— START OF RECORD EXCERPTS —

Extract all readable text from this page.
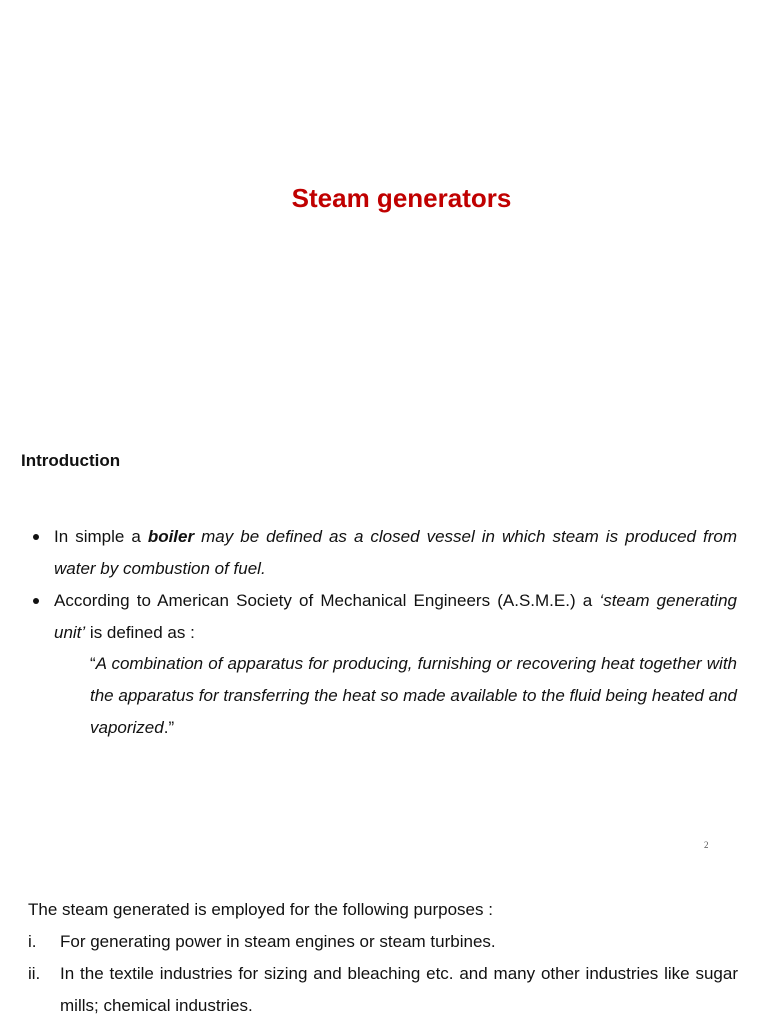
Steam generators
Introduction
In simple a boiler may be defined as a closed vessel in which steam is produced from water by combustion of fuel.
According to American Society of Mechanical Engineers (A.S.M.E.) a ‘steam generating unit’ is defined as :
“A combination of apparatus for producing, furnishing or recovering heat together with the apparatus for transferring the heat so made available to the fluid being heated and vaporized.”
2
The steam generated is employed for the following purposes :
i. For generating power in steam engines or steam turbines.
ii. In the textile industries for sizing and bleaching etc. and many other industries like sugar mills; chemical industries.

— END OF RECORD EXCERPTS —

● **SHORT PROBLEM**
In this exercise, set down all of the data exactly, without the pictures.

● **TASK ANSWER**
Extract all readable text from this page.
Steam generators
Introduction
In simple a boiler may be defined as a closed vessel in which steam is produced from water by combustion of fuel.
According to American Society of Mechanical Engineers (A.S.M.E.) a ‘steam generating unit’ is defined as :
“A combination of apparatus for producing, furnishing or recovering heat together with the apparatus for transferring the heat so made available to the fluid being heated and vaporized.”
2
The steam generated is employed for the following purposes :
i. For generating power in steam engines or steam turbines.
ii. In the textile industries for sizing and bleaching etc. and many other industries like sugar mills; chemical industries.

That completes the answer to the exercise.